**Task brief:**
Locate each line in the records containing "MINOX". Copy it.

** start of Data for processing **

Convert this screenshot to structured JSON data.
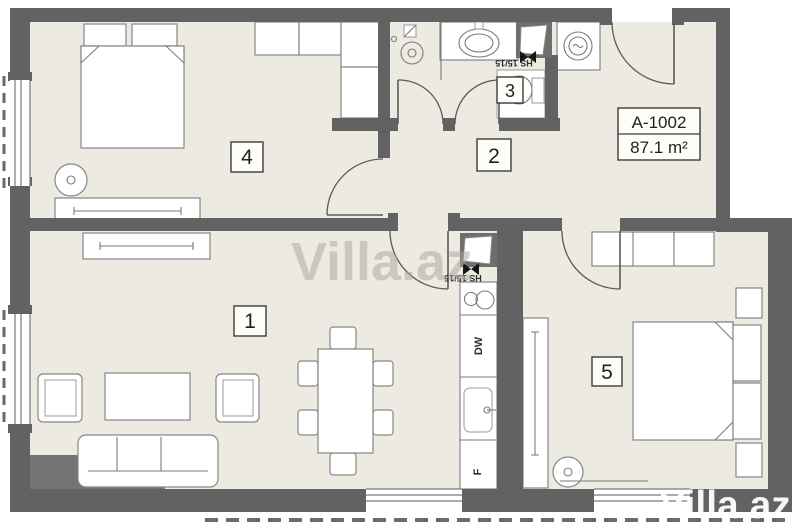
{
  "unit": {
    "code": "A-1002",
    "area": "87.1 m²"
  },
  "room_labels": [
    "1",
    "2",
    "3",
    "4",
    "5"
  ],
  "appliance_labels": {
    "dishwasher": "DW",
    "fridge": "F"
  },
  "vent_labels": {
    "bath": "HS 15/15",
    "kitchen": "HS 15/15"
  },
  "watermarks": {
    "center": "Villa.az",
    "corner": "Villa.az"
  },
  "colors": {
    "wall": "#626262",
    "floor": "#edeae1",
    "watermark_center": "#a9a69c",
    "watermark_corner": "#ffffff"
  }
}
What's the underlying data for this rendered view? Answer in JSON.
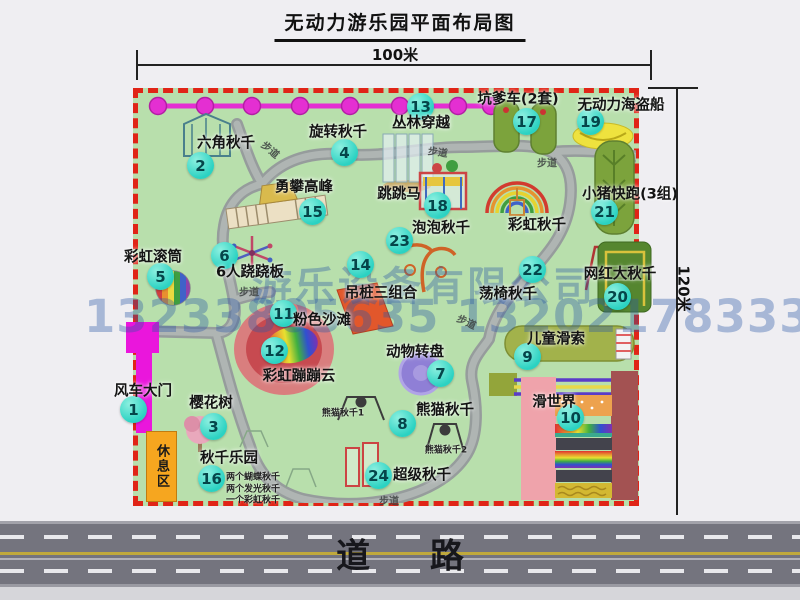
{
  "title": "无动力游乐园平面布局图",
  "dimensions": {
    "top": "100米",
    "right": "120米"
  },
  "road_label": "道 路",
  "rest_area_label": "休息区",
  "watermark": {
    "line1": "游乐设备有限公司",
    "line2": "13233805635 13202178333"
  },
  "colors": {
    "park_green": "#b8dfac",
    "border_red": "#e02417",
    "badge_teal": "#2bd2c2",
    "chain_magenta": "#e42fd2",
    "gate_magenta": "#ea16dc",
    "rest_orange": "#f6a61f",
    "road_gray": "#74747e",
    "road_yellow": "#c0a93c",
    "mat_green": "#7ca33c",
    "mat_dark_green": "#55862f",
    "pirate_yellow": "#eee23e",
    "turntable_purple": "#8f7fd6",
    "beach_pink": "#d97e7e",
    "beach_red": "#c74a50",
    "pile_orange": "#e2572b",
    "watermark_blue": "#2b58a6"
  },
  "attractions": [
    {
      "num": "1",
      "name": "风车大门",
      "bx": 133,
      "by": 409,
      "lx": 143,
      "ly": 390
    },
    {
      "num": "2",
      "name": "六角秋千",
      "bx": 200,
      "by": 165,
      "lx": 226,
      "ly": 142
    },
    {
      "num": "3",
      "name": "樱花树",
      "bx": 213,
      "by": 426,
      "lx": 211,
      "ly": 402
    },
    {
      "num": "4",
      "name": "旋转秋千",
      "bx": 344,
      "by": 152,
      "lx": 338,
      "ly": 131
    },
    {
      "num": "5",
      "name": "彩虹滚筒",
      "bx": 160,
      "by": 276,
      "lx": 153,
      "ly": 256
    },
    {
      "num": "6",
      "name": "6人跷跷板",
      "bx": 224,
      "by": 255,
      "lx": 250,
      "ly": 271
    },
    {
      "num": "7",
      "name": "动物转盘",
      "bx": 440,
      "by": 373,
      "lx": 415,
      "ly": 351
    },
    {
      "num": "8",
      "name": "熊猫秋千",
      "bx": 402,
      "by": 423,
      "lx": 445,
      "ly": 409
    },
    {
      "num": "9",
      "name": "儿童滑索",
      "bx": 527,
      "by": 356,
      "lx": 556,
      "ly": 338
    },
    {
      "num": "10",
      "name": "滑世界",
      "bx": 570,
      "by": 417,
      "lx": 554,
      "ly": 401
    },
    {
      "num": "11",
      "name": "粉色沙滩",
      "bx": 283,
      "by": 313,
      "lx": 322,
      "ly": 319
    },
    {
      "num": "12",
      "name": "彩虹蹦蹦云",
      "bx": 274,
      "by": 350,
      "lx": 299,
      "ly": 375
    },
    {
      "num": "13",
      "name": "丛林穿越",
      "bx": 420,
      "by": 106,
      "lx": 421,
      "ly": 122
    },
    {
      "num": "14",
      "name": "吊桩三组合",
      "bx": 360,
      "by": 264,
      "lx": 381,
      "ly": 292
    },
    {
      "num": "15",
      "name": "勇攀高峰",
      "bx": 312,
      "by": 211,
      "lx": 304,
      "ly": 186
    },
    {
      "num": "16",
      "name": "秋千乐园",
      "bx": 211,
      "by": 478,
      "lx": 229,
      "ly": 457
    },
    {
      "num": "17",
      "name": "坑爹车(2套)",
      "bx": 526,
      "by": 121,
      "lx": 518,
      "ly": 98
    },
    {
      "num": "18",
      "name": "跳跳马",
      "bx": 437,
      "by": 205,
      "lx": 399,
      "ly": 193
    },
    {
      "num": "19",
      "name": "无动力海盗船",
      "bx": 590,
      "by": 121,
      "lx": 621,
      "ly": 104
    },
    {
      "num": "20",
      "name": "网红大秋千",
      "bx": 617,
      "by": 296,
      "lx": 620,
      "ly": 273
    },
    {
      "num": "21",
      "name": "小猪快跑(3组)",
      "bx": 604,
      "by": 211,
      "lx": 630,
      "ly": 193
    },
    {
      "num": "22",
      "name": "荡椅秋千",
      "bx": 532,
      "by": 269,
      "lx": 508,
      "ly": 293
    },
    {
      "num": "23",
      "name": "泡泡秋千",
      "bx": 399,
      "by": 240,
      "lx": 441,
      "ly": 227
    },
    {
      "num": "24",
      "name": "超级秋千",
      "bx": 378,
      "by": 475,
      "lx": 422,
      "ly": 474
    },
    {
      "num": "",
      "name": "彩虹秋千",
      "bx": null,
      "by": null,
      "lx": 537,
      "ly": 224
    }
  ],
  "sub_labels": [
    {
      "text": "熊猫秋千1",
      "x": 343,
      "y": 412
    },
    {
      "text": "熊猫秋千2",
      "x": 446,
      "y": 449
    },
    {
      "text": "两个蝴蝶秋千",
      "x": 253,
      "y": 476
    },
    {
      "text": "两个发光秋千",
      "x": 253,
      "y": 488
    },
    {
      "text": "一个彩虹秋千",
      "x": 253,
      "y": 499
    }
  ],
  "trail": {
    "label": "步道",
    "positions": [
      {
        "x": 271,
        "y": 149,
        "rot": 40
      },
      {
        "x": 438,
        "y": 151,
        "rot": 8
      },
      {
        "x": 547,
        "y": 162,
        "rot": 0
      },
      {
        "x": 249,
        "y": 291,
        "rot": 0
      },
      {
        "x": 467,
        "y": 321,
        "rot": 25
      },
      {
        "x": 389,
        "y": 500,
        "rot": 0
      }
    ]
  }
}
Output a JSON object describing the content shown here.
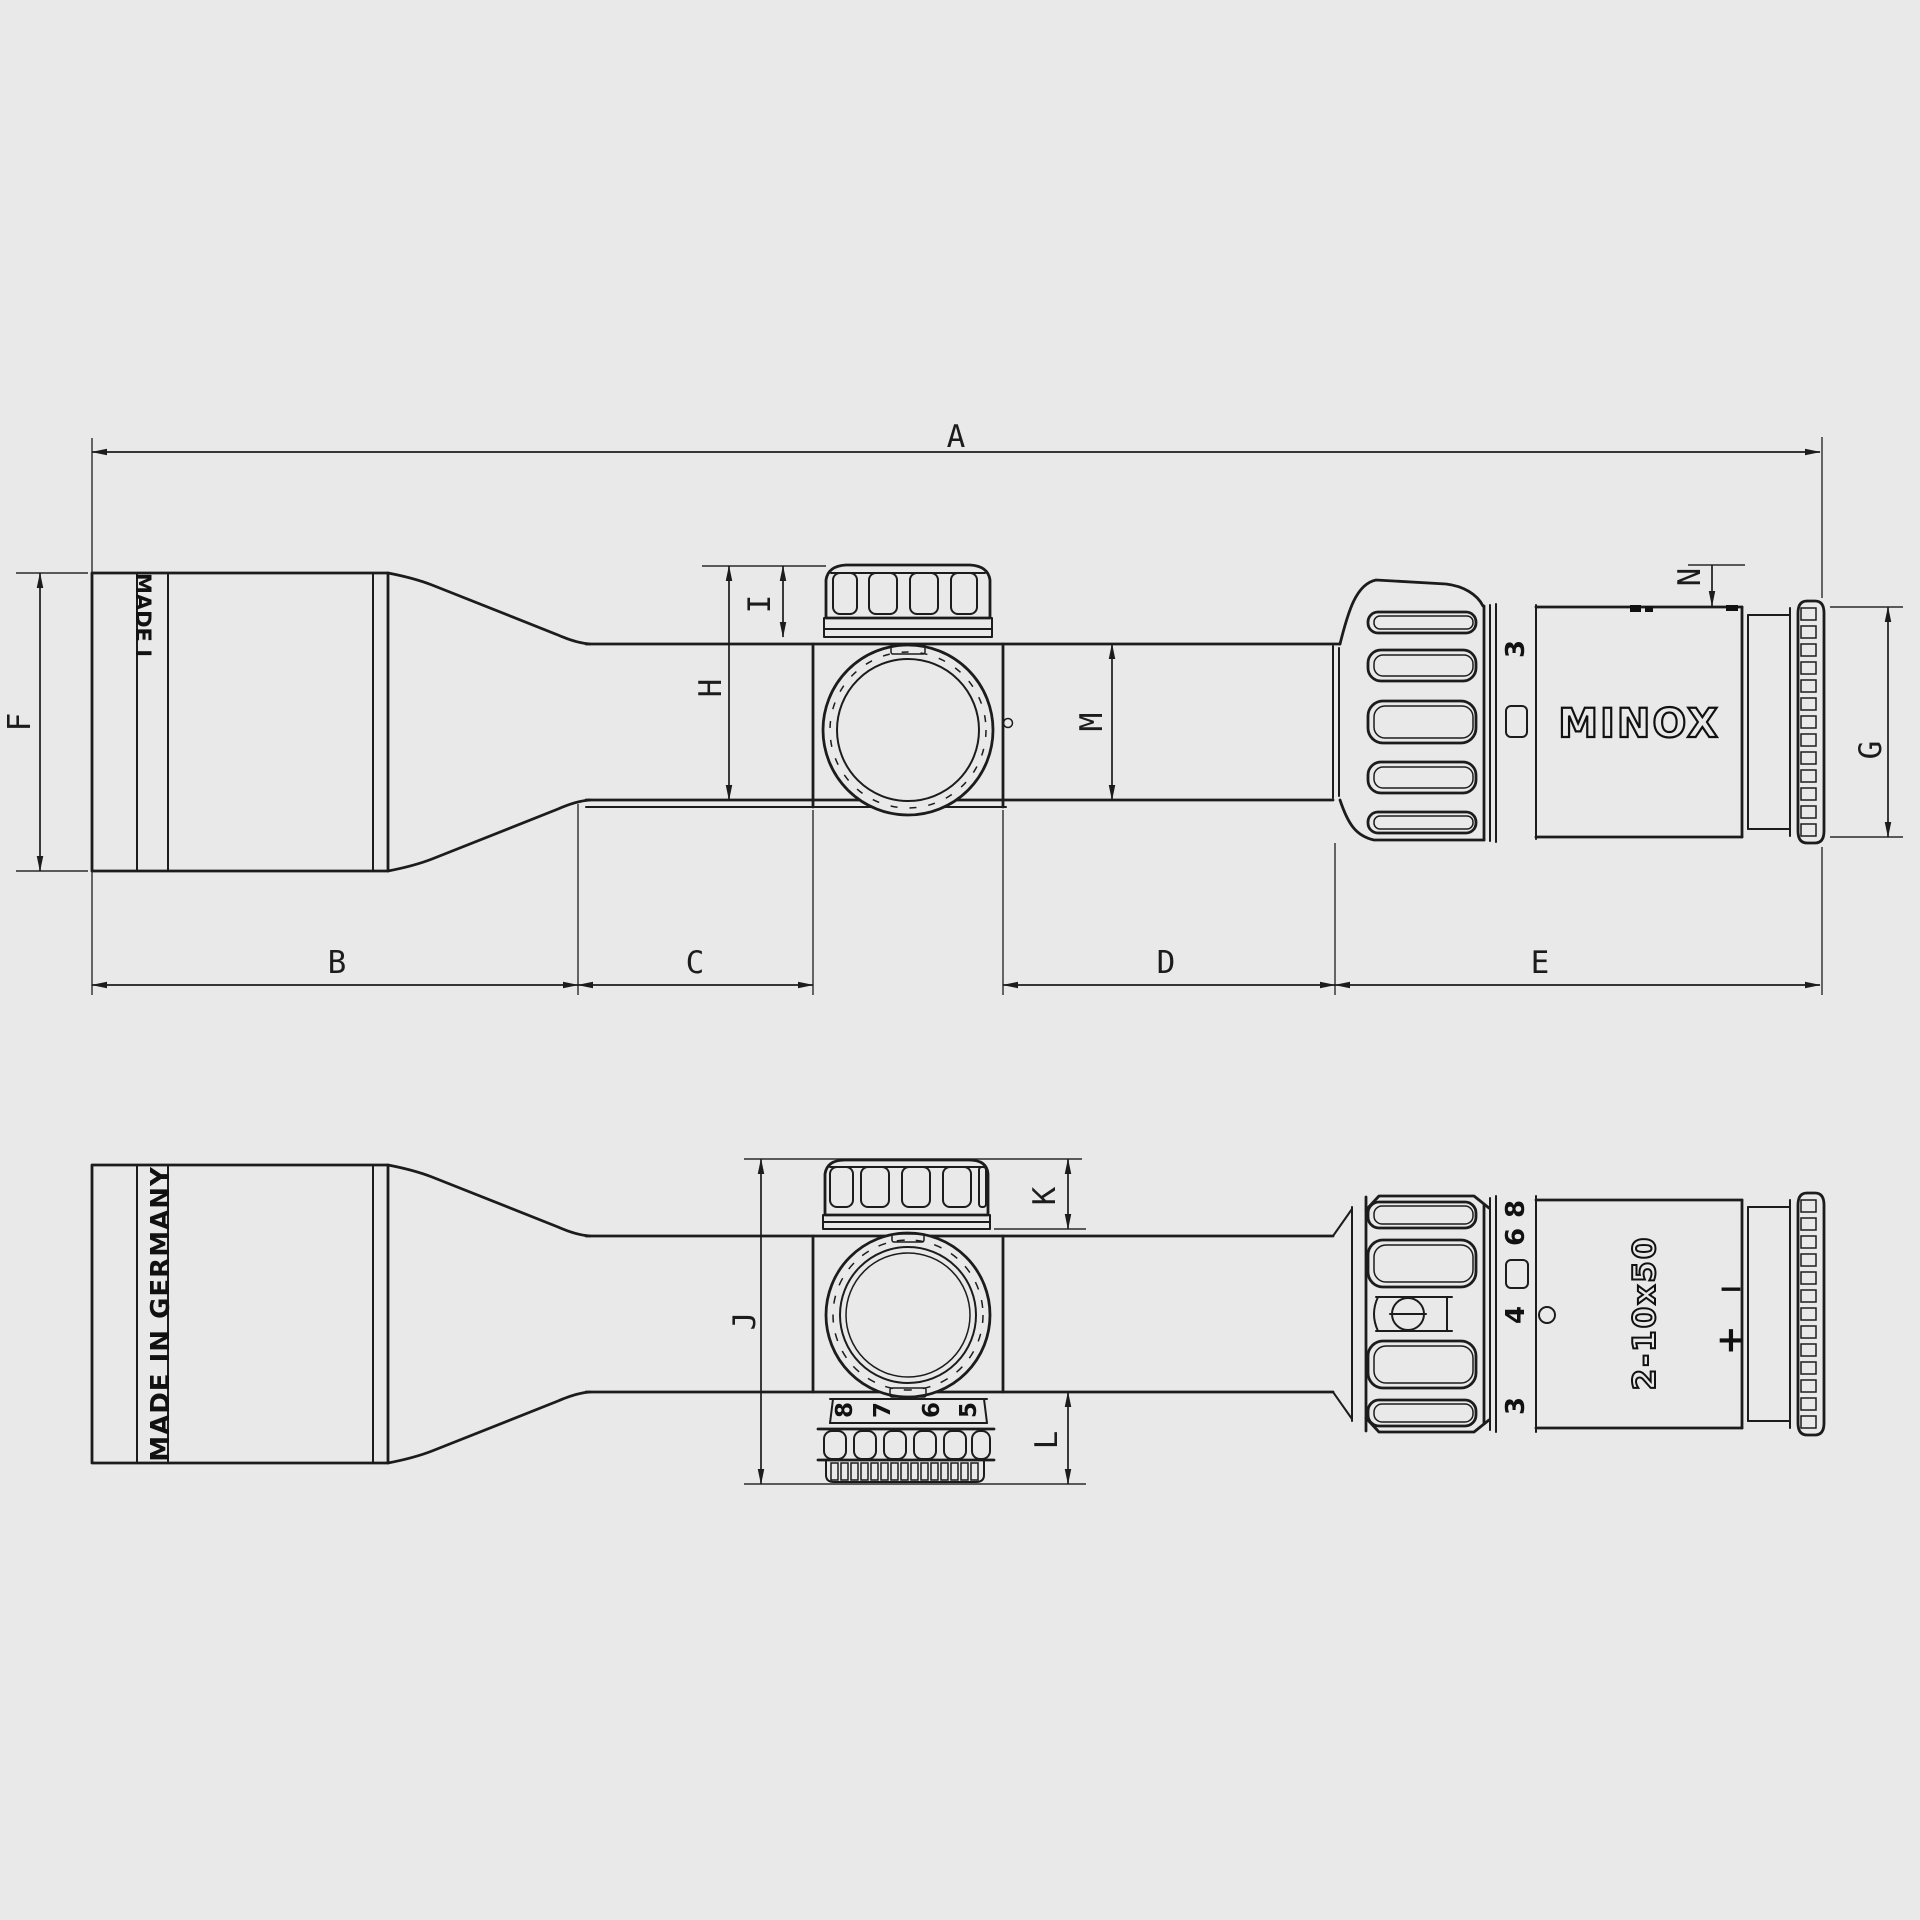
{
  "title": "MINOX 2-10x50 riflescope dimensional line drawing, two views",
  "colors": {
    "background": "#e9e9e9",
    "line": "#1c1c1c"
  },
  "dimensions": {
    "A": "A",
    "B": "B",
    "C": "C",
    "D": "D",
    "E": "E",
    "F": "F",
    "G": "G",
    "H": "H",
    "I": "I",
    "J": "J",
    "K": "K",
    "L": "L",
    "M": "M",
    "N": "N"
  },
  "branding": {
    "logo": "MINOX",
    "model": "2-10x50",
    "made_in_full": "MADE IN GERMANY",
    "made_in_partial": "MADE I"
  },
  "scales": {
    "side_mag_number": "3",
    "rear_mag_numbers": [
      "8",
      "6",
      "4",
      "3"
    ],
    "windage_numbers": [
      "8",
      "7",
      "6",
      "5"
    ],
    "diopter_minus": "−",
    "diopter_plus": "+"
  }
}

** end of Data for processing **

**Complete answer:**
  "title": "MINOX 2-10x50 riflescope dimensional line drawing, two views",
    "logo": "MINOX",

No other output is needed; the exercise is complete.